--- BEGIN ---
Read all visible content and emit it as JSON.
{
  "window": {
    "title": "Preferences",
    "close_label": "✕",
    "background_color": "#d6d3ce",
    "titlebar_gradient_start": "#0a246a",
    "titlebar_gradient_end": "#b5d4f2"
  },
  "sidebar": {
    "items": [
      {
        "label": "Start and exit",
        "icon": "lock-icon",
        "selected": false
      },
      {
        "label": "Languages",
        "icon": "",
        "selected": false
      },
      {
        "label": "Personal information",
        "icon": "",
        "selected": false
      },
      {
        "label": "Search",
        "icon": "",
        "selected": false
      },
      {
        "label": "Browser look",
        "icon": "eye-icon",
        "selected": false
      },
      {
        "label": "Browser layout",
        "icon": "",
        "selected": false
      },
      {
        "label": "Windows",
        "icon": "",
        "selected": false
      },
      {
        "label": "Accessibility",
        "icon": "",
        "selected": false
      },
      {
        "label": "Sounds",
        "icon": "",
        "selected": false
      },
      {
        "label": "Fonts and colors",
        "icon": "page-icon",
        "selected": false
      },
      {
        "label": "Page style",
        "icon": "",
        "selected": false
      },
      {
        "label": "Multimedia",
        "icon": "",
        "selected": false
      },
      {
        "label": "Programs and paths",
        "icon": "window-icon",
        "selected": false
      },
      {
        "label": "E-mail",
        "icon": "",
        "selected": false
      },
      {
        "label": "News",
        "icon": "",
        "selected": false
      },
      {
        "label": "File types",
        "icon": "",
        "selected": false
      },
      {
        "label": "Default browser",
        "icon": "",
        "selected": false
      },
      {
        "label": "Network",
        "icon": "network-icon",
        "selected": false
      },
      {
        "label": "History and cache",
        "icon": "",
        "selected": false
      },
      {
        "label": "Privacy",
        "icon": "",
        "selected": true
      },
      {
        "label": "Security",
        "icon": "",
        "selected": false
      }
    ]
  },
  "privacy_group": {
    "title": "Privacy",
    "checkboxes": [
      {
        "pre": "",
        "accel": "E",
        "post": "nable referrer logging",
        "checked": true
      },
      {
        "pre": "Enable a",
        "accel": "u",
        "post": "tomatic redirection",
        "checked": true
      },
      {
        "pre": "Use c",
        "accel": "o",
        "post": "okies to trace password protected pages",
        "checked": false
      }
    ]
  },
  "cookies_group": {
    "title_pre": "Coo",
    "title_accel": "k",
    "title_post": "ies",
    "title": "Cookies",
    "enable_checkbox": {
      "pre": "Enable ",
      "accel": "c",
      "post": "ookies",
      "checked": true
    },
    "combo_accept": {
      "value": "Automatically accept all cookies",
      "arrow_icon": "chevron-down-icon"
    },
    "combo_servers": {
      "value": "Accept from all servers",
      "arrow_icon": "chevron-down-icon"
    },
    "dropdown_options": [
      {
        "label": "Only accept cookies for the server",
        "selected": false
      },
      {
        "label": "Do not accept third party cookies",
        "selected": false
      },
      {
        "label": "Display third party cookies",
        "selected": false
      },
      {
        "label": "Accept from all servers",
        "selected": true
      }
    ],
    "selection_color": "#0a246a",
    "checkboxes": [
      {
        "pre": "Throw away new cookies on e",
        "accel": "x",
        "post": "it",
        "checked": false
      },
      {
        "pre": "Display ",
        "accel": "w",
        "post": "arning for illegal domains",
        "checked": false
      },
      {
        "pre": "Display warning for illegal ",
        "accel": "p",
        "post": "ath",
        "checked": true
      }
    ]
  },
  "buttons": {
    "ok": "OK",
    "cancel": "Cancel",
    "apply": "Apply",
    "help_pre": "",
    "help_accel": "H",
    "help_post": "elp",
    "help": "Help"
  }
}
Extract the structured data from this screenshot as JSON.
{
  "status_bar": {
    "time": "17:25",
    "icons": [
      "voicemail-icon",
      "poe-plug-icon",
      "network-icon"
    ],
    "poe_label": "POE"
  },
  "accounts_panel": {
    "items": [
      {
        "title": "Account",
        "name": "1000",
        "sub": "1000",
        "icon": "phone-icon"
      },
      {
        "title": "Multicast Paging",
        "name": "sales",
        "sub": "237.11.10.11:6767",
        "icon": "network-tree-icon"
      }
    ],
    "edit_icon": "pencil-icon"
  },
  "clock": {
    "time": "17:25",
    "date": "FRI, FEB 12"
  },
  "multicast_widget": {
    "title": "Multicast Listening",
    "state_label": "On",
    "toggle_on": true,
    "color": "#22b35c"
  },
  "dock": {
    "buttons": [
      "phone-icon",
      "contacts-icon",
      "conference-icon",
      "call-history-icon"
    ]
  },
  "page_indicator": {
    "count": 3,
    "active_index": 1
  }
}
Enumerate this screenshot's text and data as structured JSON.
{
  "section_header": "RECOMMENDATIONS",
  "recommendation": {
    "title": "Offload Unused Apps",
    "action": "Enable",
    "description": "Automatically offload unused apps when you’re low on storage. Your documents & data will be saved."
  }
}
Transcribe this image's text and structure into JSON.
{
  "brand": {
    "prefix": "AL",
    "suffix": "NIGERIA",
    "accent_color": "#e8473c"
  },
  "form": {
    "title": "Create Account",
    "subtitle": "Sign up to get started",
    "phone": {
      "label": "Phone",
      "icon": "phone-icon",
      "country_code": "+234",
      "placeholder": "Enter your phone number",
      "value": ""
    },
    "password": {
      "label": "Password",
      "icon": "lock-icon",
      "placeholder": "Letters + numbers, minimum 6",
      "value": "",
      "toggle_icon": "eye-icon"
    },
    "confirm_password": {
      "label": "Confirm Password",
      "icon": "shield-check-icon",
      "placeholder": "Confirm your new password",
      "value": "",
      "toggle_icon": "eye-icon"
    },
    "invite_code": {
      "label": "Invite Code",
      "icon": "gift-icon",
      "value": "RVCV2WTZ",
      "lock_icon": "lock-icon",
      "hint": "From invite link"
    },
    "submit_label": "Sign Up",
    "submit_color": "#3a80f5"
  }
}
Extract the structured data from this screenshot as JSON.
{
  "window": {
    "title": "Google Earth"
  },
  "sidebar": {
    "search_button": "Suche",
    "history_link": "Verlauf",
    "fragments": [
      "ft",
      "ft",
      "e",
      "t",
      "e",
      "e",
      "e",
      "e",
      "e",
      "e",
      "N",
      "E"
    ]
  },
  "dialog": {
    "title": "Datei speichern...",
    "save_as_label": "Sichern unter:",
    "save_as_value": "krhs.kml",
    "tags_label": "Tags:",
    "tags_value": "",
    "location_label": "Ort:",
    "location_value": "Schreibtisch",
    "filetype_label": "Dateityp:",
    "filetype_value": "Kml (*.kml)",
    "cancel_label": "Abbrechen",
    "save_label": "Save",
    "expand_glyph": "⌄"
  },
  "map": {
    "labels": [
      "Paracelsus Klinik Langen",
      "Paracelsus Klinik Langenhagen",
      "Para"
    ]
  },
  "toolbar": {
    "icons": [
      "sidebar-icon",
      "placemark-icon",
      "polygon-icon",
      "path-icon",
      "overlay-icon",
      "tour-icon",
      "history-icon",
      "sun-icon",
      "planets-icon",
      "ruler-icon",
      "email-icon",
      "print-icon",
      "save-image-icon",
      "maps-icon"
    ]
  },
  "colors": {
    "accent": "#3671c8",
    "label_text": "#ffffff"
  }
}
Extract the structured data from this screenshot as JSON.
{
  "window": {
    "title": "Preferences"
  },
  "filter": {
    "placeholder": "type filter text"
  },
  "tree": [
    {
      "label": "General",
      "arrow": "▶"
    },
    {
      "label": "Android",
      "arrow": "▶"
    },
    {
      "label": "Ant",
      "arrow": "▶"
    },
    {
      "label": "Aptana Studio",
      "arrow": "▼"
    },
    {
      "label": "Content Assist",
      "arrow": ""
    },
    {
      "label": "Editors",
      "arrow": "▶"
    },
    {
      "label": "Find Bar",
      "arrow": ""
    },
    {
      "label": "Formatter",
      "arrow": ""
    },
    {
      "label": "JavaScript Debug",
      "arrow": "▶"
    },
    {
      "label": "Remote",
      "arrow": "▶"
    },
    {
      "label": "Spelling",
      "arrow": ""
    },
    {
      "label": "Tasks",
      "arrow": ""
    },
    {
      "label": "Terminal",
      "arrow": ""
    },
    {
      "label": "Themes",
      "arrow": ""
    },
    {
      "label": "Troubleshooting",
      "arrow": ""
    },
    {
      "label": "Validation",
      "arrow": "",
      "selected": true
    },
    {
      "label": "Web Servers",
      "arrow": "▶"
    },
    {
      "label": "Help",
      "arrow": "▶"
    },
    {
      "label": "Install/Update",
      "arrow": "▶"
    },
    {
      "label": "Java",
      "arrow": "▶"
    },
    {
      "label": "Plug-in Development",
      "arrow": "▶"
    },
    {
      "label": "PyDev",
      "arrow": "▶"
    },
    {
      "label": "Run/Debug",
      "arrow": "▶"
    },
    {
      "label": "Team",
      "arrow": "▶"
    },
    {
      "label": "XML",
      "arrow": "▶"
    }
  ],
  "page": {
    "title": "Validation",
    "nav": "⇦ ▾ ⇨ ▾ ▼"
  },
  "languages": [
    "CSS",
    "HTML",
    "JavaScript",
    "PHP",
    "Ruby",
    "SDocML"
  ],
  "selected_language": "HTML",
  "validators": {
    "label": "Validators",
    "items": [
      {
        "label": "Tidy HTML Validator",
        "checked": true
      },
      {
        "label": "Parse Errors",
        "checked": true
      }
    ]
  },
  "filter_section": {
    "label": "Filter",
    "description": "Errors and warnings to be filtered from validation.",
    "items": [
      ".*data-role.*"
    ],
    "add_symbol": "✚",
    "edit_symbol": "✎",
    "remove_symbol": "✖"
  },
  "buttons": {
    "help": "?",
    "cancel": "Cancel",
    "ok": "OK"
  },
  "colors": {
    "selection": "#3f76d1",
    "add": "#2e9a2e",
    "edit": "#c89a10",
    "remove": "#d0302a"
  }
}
--- END ---
[What is needed] Which lines contain the word "description"? Copy each one.

[Full solution]
    "description": "Automatically offload unused apps when you’re low on storage. Your documents & data will be saved."
    "description": "Errors and warnings to be filtered from validation.",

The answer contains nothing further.